Image element box records:
-- begin --

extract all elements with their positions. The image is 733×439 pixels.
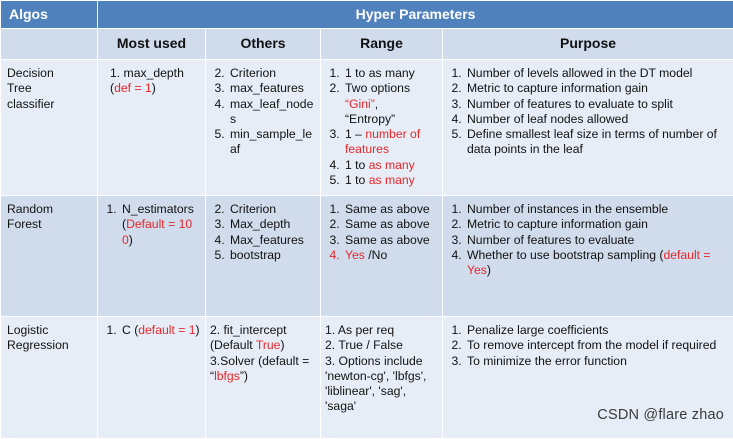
algo-cell — [1, 196, 98, 317]
list-item: 2. Criterion — [228, 202, 316, 217]
algo-cell — [1, 317, 98, 439]
purpose-list — [447, 202, 729, 278]
list-item: 5. bootstrap — [228, 248, 316, 263]
list-item: 3. Number of features to evaluate — [465, 233, 729, 248]
range-cell — [321, 196, 443, 317]
algo-line: Logistic — [7, 323, 93, 338]
header-row — [1, 1, 733, 29]
watermark: CSDN @flare zhao — [597, 407, 724, 423]
list-item: 3. 1 – number of features — [343, 127, 438, 158]
algo-line: Random — [7, 202, 93, 217]
most-used-cell — [98, 60, 206, 196]
list-item: 4. max_leaf_nodes — [228, 97, 316, 128]
most-used-cell — [98, 317, 206, 439]
purpose-cell — [443, 60, 733, 196]
header-algos: Algos — [1, 1, 98, 29]
others-line: 2. fit_intercept — [210, 323, 316, 338]
algo-line: Forest — [7, 217, 93, 232]
list-item: 4. 1 to as many — [343, 158, 438, 173]
subheader-purpose: Purpose — [443, 29, 733, 60]
others-line: 3.Solver (default = “lbfgs”) — [210, 354, 316, 385]
list-item: 3. To minimize the error function — [465, 354, 729, 369]
subheader-empty — [1, 29, 98, 60]
others-cell — [206, 317, 321, 439]
algo-line: Decision — [7, 66, 93, 81]
list-item: 5. Define smallest leaf size in terms of number of data points in the leaf — [465, 127, 729, 158]
table-row-decision-tree — [1, 60, 733, 196]
others-cell — [206, 60, 321, 196]
others-cell — [206, 196, 321, 317]
list-item: 2. Metric to capture information gain — [465, 217, 729, 232]
range-cell — [321, 317, 443, 439]
list-item: 3. Same as above — [343, 233, 438, 248]
subheader-others: Others — [206, 29, 321, 60]
list-item: 4. Max_features — [228, 233, 316, 248]
list-item: 2. To remove intercept from the model if required — [465, 338, 729, 353]
algo-cell — [1, 60, 98, 196]
list-item: 3. Max_depth — [228, 217, 316, 232]
list-item: 2. Same as above — [343, 217, 438, 232]
algo-line: Tree — [7, 81, 93, 96]
table-row-random-forest — [1, 196, 733, 317]
list-item: 1. Same as above — [343, 202, 438, 217]
subheader-range: Range — [321, 29, 443, 60]
most-used-list — [102, 202, 201, 248]
list-item: 3. max_features — [228, 81, 316, 96]
list-item: 2. Criterion — [228, 66, 316, 81]
header-hyper-parameters: Hyper Parameters — [98, 1, 733, 29]
purpose-list — [447, 66, 729, 158]
list-item: 3. Number of features to evaluate to split — [465, 97, 729, 112]
list-item: 2. Two options “Gini”, “Entropy” — [343, 81, 438, 127]
most-used-param: 1. max_depth — [110, 66, 201, 81]
range-line: 2. True / False — [325, 338, 438, 353]
list-item: 1. 1 to as many — [343, 66, 438, 81]
list-item: 1. Number of instances in the ensemble — [465, 202, 729, 217]
range-line: 1. As per req — [325, 323, 438, 338]
most-used-list — [102, 323, 201, 338]
range-line: 3. Options include 'newton-cg', 'lbfgs', 'liblinear', 'sag', 'saga' — [325, 354, 438, 415]
most-used-default: (def = 1) — [110, 81, 201, 96]
range-cell — [321, 60, 443, 196]
range-list — [325, 202, 438, 263]
list-item: 4. Number of leaf nodes allowed — [465, 112, 729, 127]
algo-line: classifier — [7, 97, 93, 112]
list-item: 5. 1 to as many — [343, 173, 438, 188]
most-used-cell — [98, 196, 206, 317]
list-item: 1. N_estimators (Default = 100) — [120, 202, 201, 248]
others-list — [210, 66, 316, 158]
list-item: 4. Whether to use bootstrap sampling (default = Yes) — [465, 248, 729, 279]
list-item: 1. C (default = 1) — [120, 323, 201, 338]
subheader-most-used: Most used — [98, 29, 206, 60]
list-item: 1. Number of levels allowed in the DT model — [465, 66, 729, 81]
list-item: 1. Penalize large coefficients — [465, 323, 729, 338]
range-list — [325, 66, 438, 188]
others-list — [210, 202, 316, 263]
subheader-row — [1, 29, 733, 60]
list-item: 5. min_sample_leaf — [228, 127, 316, 158]
others-line: (Default True) — [210, 338, 316, 353]
purpose-cell — [443, 196, 733, 317]
list-item: 2. Metric to capture information gain — [465, 81, 729, 96]
algo-line: Regression — [7, 338, 93, 353]
purpose-list — [447, 323, 729, 369]
list-item: 4. Yes /No — [343, 248, 438, 263]
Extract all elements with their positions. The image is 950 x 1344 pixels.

-- end --

Transcribe the records above verbatim, leaving out the pictures.

extract all elements with their positions. The image is 733×439 pixels.
algo-cell — [1, 196, 98, 317]
list-item: 2. Criterion — [228, 202, 316, 217]
algo-cell — [1, 317, 98, 439]
purpose-list — [447, 202, 729, 278]
list-item: 5. bootstrap — [228, 248, 316, 263]
list-item: 3. Number of features to evaluate — [465, 233, 729, 248]
range-cell — [321, 196, 443, 317]
algo-line: Logistic — [7, 323, 93, 338]
header-row — [1, 1, 733, 29]
watermark: CSDN @flare zhao — [597, 407, 724, 423]
list-item: 3. 1 – number of features — [343, 127, 438, 158]
algo-line: Random — [7, 202, 93, 217]
most-used-cell — [98, 60, 206, 196]
list-item: 4. max_leaf_nodes — [228, 97, 316, 128]
most-used-cell — [98, 317, 206, 439]
purpose-cell — [443, 60, 733, 196]
header-algos: Algos — [1, 1, 98, 29]
others-line: 2. fit_intercept — [210, 323, 316, 338]
algo-line: Forest — [7, 217, 93, 232]
list-item: 4. 1 to as many — [343, 158, 438, 173]
subheader-purpose: Purpose — [443, 29, 733, 60]
others-line: 3.Solver (default = “lbfgs”) — [210, 354, 316, 385]
list-item: 3. To minimize the error function — [465, 354, 729, 369]
subheader-empty — [1, 29, 98, 60]
others-cell — [206, 317, 321, 439]
algo-line: Decision — [7, 66, 93, 81]
list-item: 5. Define smallest leaf size in terms of number of data points in the leaf — [465, 127, 729, 158]
table-row-decision-tree — [1, 60, 733, 196]
others-cell — [206, 60, 321, 196]
others-cell — [206, 196, 321, 317]
list-item: 2. Metric to capture information gain — [465, 217, 729, 232]
range-cell — [321, 317, 443, 439]
list-item: 3. Same as above — [343, 233, 438, 248]
subheader-others: Others — [206, 29, 321, 60]
list-item: 4. Max_features — [228, 233, 316, 248]
list-item: 2. To remove intercept from the model if required — [465, 338, 729, 353]
algo-cell — [1, 60, 98, 196]
list-item: 3. Max_depth — [228, 217, 316, 232]
list-item: 2. Same as above — [343, 217, 438, 232]
algo-line: Tree — [7, 81, 93, 96]
table-row-random-forest — [1, 196, 733, 317]
list-item: 1. Same as above — [343, 202, 438, 217]
subheader-range: Range — [321, 29, 443, 60]
most-used-list — [102, 202, 201, 248]
list-item: 3. max_features — [228, 81, 316, 96]
list-item: 2. Criterion — [228, 66, 316, 81]
header-hyper-parameters: Hyper Parameters — [98, 1, 733, 29]
purpose-list — [447, 66, 729, 158]
list-item: 3. Number of features to evaluate to split — [465, 97, 729, 112]
list-item: 2. Two options “Gini”, “Entropy” — [343, 81, 438, 127]
most-used-param: 1. max_depth — [110, 66, 201, 81]
range-line: 2. True / False — [325, 338, 438, 353]
list-item: 1. 1 to as many — [343, 66, 438, 81]
list-item: 1. Number of instances in the ensemble — [465, 202, 729, 217]
range-line: 1. As per req — [325, 323, 438, 338]
most-used-list — [102, 323, 201, 338]
range-line: 3. Options include 'newton-cg', 'lbfgs', 'liblinear', 'sag', 'saga' — [325, 354, 438, 415]
most-used-default: (def = 1) — [110, 81, 201, 96]
range-cell — [321, 60, 443, 196]
range-list — [325, 202, 438, 263]
list-item: 4. Number of leaf nodes allowed — [465, 112, 729, 127]
algo-line: classifier — [7, 97, 93, 112]
list-item: 5. 1 to as many — [343, 173, 438, 188]
most-used-cell — [98, 196, 206, 317]
list-item: 1. N_estimators (Default = 100) — [120, 202, 201, 248]
others-list — [210, 66, 316, 158]
list-item: 4. Whether to use bootstrap sampling (default = Yes) — [465, 248, 729, 279]
list-item: 1. C (default = 1) — [120, 323, 201, 338]
subheader-most-used: Most used — [98, 29, 206, 60]
list-item: 1. Number of levels allowed in the DT model — [465, 66, 729, 81]
list-item: 1. Penalize large coefficients — [465, 323, 729, 338]
range-list — [325, 66, 438, 188]
others-list — [210, 202, 316, 263]
subheader-row — [1, 29, 733, 60]
list-item: 5. min_sample_leaf — [228, 127, 316, 158]
others-line: (Default True) — [210, 338, 316, 353]
purpose-cell — [443, 196, 733, 317]
list-item: 2. Metric to capture information gain — [465, 81, 729, 96]
algo-line: Regression — [7, 338, 93, 353]
purpose-list — [447, 323, 729, 369]
list-item: 4. Yes /No — [343, 248, 438, 263]
Extract all elements with their positions. The image is 950 x 1344 pixels.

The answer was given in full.